** BEGIN Entries shown **

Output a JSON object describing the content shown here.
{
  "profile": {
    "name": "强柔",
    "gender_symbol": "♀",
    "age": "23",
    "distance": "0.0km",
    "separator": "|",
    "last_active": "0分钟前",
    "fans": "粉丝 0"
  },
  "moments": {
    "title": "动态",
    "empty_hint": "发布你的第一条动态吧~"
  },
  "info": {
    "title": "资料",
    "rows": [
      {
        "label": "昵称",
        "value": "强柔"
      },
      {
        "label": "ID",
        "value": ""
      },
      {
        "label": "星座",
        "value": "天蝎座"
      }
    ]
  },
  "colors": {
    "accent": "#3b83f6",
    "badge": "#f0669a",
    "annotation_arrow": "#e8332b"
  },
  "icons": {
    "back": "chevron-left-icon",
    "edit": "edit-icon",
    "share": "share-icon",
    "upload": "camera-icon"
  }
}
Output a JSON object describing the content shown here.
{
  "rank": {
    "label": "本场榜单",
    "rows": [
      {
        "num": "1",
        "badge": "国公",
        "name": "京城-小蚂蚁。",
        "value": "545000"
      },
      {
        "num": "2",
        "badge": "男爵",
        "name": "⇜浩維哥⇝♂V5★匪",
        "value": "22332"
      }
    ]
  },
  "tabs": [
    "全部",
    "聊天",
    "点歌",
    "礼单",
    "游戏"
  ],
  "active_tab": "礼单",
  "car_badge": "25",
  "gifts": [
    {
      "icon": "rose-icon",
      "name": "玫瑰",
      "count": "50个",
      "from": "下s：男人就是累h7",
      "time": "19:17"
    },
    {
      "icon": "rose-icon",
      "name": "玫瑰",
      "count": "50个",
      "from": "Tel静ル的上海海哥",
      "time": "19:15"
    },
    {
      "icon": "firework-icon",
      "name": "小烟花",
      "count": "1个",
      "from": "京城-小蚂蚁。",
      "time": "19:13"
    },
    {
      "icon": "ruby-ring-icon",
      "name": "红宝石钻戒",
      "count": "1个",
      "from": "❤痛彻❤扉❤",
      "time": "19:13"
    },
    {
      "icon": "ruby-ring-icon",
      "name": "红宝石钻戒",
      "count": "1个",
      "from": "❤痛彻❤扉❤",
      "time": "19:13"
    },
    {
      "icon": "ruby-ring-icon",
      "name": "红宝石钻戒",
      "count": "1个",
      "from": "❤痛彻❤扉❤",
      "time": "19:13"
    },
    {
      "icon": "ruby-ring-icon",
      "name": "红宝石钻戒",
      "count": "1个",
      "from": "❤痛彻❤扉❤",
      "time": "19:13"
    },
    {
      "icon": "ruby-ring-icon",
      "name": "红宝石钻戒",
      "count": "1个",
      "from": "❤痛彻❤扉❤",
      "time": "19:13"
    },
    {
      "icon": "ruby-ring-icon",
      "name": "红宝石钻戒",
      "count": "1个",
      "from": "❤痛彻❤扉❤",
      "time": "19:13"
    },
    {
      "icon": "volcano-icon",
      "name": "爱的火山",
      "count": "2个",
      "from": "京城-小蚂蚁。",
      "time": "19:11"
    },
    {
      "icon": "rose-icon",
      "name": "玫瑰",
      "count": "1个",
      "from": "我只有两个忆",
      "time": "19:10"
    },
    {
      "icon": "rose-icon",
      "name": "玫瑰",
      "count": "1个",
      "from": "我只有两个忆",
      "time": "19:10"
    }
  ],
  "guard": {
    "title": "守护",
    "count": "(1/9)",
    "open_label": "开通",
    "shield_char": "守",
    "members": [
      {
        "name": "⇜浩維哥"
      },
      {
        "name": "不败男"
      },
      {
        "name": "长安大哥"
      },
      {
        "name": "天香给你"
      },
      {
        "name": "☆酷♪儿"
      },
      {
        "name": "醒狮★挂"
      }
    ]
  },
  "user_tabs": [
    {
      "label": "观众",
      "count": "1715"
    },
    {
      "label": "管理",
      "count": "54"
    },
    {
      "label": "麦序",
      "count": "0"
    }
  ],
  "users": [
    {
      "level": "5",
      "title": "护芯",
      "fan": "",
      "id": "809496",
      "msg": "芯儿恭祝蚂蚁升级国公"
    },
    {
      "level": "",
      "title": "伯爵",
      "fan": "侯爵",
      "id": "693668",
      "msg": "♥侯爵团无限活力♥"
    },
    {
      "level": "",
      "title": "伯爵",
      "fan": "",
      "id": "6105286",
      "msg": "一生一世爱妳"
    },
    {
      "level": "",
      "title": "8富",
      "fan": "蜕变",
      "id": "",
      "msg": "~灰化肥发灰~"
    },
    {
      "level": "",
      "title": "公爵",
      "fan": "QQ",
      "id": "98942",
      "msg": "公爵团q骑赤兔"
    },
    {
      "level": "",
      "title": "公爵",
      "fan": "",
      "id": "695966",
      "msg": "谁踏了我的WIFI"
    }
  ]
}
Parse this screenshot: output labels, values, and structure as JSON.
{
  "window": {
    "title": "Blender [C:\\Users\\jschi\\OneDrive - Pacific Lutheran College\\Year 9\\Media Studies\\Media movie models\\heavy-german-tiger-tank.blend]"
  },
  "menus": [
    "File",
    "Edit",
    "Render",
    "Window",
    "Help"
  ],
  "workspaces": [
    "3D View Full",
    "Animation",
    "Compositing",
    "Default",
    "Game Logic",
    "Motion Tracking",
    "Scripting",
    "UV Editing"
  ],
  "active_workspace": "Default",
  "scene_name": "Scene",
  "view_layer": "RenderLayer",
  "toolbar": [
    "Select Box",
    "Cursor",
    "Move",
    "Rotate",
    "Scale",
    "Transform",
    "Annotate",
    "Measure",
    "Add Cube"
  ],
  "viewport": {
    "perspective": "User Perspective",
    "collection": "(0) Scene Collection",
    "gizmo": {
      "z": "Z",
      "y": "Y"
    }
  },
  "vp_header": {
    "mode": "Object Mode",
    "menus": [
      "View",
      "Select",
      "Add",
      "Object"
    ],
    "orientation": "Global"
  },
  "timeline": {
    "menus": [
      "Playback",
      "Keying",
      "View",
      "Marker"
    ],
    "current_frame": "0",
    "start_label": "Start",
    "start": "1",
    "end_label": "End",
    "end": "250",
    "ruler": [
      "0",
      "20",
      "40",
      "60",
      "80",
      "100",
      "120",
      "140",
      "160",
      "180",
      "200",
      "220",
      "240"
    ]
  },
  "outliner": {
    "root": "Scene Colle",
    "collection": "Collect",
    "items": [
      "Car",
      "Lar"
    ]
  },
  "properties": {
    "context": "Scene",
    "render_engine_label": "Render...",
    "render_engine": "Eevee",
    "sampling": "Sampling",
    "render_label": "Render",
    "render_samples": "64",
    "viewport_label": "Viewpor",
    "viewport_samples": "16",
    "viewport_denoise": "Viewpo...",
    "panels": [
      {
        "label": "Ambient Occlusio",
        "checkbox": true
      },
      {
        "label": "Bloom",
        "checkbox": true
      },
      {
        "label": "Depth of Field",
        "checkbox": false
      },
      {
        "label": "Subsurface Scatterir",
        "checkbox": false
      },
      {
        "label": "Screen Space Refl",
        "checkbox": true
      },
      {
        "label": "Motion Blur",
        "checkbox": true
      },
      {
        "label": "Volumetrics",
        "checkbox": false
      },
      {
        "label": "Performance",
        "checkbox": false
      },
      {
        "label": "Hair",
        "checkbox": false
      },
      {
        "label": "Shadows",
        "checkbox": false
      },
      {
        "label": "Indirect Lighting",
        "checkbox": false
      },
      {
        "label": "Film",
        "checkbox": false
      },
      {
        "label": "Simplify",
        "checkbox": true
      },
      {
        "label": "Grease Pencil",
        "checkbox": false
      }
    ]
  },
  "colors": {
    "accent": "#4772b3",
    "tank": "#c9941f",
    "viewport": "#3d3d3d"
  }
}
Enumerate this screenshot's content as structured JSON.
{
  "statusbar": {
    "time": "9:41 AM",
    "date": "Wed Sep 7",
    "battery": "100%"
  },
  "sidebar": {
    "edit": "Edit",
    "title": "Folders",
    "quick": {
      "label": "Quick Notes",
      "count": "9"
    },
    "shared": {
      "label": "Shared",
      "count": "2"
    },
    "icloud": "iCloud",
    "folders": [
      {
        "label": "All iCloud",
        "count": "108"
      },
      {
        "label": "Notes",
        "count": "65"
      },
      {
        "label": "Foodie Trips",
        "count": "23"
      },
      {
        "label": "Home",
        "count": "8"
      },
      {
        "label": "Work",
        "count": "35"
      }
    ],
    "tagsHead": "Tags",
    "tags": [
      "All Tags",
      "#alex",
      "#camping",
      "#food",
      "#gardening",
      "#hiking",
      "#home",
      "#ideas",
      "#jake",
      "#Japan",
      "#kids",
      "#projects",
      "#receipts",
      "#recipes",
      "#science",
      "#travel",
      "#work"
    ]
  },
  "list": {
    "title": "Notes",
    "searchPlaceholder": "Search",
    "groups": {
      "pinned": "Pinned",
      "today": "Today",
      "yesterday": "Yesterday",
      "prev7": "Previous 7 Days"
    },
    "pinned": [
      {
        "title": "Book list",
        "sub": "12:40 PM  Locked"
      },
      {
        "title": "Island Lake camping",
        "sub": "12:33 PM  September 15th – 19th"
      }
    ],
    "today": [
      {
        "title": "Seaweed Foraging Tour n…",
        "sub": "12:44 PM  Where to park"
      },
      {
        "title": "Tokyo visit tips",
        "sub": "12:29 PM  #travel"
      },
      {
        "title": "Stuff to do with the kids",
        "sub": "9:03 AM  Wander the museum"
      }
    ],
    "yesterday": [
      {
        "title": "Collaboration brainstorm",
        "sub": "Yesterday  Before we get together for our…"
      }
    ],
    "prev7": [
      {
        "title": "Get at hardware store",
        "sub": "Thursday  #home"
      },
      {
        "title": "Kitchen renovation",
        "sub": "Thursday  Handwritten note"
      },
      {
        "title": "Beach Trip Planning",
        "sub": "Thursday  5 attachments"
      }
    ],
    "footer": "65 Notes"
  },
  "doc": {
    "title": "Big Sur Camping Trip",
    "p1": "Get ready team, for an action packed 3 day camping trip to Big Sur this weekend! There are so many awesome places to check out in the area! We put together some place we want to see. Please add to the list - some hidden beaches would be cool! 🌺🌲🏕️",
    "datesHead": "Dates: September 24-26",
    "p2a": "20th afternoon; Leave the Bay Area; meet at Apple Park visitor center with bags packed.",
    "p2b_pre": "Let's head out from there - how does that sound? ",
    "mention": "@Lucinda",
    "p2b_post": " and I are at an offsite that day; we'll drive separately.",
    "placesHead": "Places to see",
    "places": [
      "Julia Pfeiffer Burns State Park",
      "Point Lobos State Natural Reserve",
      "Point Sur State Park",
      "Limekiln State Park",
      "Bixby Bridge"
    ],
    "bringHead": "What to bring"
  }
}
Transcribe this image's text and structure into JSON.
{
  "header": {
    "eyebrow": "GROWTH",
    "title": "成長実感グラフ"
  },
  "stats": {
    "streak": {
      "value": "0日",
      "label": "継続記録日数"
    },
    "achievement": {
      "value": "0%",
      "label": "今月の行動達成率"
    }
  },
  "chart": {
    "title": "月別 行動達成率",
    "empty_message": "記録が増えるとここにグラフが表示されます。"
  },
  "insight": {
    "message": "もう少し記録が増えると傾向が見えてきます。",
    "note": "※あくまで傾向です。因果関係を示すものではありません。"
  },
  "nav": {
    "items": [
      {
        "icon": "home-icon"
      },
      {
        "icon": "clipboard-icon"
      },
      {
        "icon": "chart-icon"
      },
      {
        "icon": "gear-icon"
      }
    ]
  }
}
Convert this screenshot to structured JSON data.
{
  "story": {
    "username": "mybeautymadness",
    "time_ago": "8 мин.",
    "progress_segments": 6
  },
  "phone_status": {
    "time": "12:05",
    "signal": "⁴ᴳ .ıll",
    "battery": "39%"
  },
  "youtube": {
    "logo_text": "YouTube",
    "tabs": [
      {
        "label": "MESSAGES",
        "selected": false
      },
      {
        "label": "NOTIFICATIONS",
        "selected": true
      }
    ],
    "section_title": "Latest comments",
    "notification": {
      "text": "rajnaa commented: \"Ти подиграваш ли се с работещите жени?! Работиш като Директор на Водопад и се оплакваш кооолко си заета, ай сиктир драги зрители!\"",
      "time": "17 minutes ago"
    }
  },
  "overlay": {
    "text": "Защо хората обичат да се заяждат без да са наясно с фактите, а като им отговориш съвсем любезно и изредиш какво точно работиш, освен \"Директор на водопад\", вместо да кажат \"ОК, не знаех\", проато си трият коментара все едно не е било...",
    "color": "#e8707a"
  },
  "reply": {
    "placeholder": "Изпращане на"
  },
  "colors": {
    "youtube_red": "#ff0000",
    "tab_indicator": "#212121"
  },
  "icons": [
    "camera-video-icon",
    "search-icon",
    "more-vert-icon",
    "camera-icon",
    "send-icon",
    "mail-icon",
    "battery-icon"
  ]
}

** END Entries shown **

__Goal__
List each line of the entries that holds the string "screenshot".

__Answer below__
Parse this screenshot: output labels, values, and structure as JSON.
Enumerate this screenshot's content as structured JSON.
Convert this screenshot to structured JSON data.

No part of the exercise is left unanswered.